Saved entries
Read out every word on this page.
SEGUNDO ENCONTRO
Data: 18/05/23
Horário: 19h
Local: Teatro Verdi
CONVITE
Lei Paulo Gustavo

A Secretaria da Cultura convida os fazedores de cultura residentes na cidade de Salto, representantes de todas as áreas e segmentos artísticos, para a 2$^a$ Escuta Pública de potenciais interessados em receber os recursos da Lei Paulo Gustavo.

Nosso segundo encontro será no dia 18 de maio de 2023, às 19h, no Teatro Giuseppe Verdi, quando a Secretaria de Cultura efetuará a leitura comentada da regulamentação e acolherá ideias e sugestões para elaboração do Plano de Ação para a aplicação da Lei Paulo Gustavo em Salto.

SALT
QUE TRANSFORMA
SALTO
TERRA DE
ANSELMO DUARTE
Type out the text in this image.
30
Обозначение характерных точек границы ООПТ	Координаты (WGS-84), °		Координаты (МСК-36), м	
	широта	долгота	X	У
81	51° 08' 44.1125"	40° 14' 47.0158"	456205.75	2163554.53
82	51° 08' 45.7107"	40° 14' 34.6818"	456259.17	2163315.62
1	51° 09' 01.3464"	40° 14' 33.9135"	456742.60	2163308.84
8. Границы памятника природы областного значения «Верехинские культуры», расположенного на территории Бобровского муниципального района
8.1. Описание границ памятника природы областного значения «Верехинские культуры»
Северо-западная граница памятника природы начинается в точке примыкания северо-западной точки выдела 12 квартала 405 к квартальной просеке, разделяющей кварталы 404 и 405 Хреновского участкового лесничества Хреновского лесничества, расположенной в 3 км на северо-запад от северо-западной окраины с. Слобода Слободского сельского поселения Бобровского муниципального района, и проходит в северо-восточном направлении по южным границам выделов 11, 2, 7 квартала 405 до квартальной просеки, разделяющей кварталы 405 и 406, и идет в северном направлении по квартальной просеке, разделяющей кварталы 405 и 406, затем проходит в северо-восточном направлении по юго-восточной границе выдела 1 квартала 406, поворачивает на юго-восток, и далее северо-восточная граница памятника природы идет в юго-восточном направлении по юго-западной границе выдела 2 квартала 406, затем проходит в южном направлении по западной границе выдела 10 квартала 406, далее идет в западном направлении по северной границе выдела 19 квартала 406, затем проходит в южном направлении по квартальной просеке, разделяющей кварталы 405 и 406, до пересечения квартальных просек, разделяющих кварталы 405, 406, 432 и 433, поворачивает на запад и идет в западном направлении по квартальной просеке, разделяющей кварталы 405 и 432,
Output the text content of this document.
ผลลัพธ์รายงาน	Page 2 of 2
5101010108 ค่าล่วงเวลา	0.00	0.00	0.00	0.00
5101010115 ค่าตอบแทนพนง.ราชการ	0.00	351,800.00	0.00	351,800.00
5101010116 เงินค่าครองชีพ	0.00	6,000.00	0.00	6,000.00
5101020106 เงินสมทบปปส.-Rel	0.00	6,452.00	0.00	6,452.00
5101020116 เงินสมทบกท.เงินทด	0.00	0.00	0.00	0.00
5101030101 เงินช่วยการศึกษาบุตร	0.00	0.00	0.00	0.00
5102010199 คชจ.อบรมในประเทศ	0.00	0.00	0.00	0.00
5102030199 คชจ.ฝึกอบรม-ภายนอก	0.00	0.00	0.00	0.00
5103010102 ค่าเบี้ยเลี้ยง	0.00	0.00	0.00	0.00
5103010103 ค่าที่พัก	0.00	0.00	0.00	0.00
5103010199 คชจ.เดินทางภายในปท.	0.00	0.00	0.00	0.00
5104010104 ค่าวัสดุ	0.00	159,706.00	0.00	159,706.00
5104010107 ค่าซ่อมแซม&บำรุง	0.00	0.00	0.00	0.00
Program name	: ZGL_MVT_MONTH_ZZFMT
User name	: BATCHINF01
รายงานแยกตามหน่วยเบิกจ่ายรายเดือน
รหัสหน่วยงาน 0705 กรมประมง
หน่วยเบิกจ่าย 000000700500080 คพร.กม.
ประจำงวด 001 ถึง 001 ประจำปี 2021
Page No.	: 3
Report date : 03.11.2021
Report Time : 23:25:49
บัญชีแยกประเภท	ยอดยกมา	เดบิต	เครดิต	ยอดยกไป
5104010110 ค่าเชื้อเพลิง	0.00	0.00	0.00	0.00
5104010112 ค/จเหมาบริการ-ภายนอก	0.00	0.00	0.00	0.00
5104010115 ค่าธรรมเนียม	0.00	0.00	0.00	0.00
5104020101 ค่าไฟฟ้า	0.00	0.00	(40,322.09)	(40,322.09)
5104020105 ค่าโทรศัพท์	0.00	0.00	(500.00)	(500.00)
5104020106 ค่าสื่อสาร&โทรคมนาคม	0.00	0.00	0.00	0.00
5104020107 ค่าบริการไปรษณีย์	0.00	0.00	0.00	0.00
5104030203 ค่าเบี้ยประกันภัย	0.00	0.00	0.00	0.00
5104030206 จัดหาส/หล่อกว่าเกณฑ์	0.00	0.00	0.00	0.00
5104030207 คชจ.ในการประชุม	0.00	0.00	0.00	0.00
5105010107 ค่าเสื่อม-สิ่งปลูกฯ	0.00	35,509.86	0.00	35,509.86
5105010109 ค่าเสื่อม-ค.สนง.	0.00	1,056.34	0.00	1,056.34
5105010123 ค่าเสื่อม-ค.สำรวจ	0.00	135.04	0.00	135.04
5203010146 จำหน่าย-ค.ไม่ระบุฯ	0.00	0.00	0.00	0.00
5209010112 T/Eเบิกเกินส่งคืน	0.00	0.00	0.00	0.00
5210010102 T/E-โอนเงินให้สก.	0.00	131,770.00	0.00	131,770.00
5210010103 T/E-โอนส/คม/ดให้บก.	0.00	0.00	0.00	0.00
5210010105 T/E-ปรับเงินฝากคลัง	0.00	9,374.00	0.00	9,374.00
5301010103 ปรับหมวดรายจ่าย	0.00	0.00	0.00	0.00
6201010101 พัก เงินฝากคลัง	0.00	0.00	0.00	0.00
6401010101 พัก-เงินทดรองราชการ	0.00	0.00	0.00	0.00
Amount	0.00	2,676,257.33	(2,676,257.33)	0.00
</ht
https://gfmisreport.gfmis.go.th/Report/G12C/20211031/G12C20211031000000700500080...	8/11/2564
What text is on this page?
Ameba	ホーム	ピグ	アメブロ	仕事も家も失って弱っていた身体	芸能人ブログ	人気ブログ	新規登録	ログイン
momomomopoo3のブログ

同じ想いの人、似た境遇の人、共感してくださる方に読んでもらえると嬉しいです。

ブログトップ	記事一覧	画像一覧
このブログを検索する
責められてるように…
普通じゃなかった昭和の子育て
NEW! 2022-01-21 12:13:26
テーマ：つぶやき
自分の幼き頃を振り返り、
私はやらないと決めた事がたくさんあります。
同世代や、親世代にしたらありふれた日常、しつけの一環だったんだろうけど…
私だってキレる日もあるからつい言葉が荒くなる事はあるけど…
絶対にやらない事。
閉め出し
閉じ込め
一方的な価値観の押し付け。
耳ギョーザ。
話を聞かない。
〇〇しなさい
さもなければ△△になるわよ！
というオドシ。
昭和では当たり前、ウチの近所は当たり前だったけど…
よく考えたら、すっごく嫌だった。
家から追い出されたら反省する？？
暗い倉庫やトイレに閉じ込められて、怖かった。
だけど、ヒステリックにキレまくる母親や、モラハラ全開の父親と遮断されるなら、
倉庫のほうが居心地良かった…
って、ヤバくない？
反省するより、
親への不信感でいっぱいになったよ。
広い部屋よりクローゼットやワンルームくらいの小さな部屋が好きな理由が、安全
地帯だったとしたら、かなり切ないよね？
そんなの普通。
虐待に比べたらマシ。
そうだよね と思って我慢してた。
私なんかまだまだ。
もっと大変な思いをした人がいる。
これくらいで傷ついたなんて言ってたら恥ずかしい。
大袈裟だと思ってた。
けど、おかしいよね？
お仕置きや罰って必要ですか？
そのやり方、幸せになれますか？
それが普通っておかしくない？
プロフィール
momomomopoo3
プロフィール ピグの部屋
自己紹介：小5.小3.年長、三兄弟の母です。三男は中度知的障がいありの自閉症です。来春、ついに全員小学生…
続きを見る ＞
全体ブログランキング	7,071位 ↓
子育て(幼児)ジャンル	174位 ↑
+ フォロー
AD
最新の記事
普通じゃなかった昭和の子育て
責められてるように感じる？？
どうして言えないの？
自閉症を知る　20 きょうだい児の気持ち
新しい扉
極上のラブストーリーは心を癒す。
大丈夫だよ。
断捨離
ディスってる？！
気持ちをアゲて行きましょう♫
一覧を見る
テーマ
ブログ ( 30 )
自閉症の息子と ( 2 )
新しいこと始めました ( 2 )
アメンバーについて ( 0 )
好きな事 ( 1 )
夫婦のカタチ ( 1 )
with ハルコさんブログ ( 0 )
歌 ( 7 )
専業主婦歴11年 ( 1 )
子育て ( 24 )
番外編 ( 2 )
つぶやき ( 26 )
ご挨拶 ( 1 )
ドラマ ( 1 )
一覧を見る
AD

# Your instructions
Say how many lines of the data hold the string "text". Reply with the number alone.

# Output for this exercise
3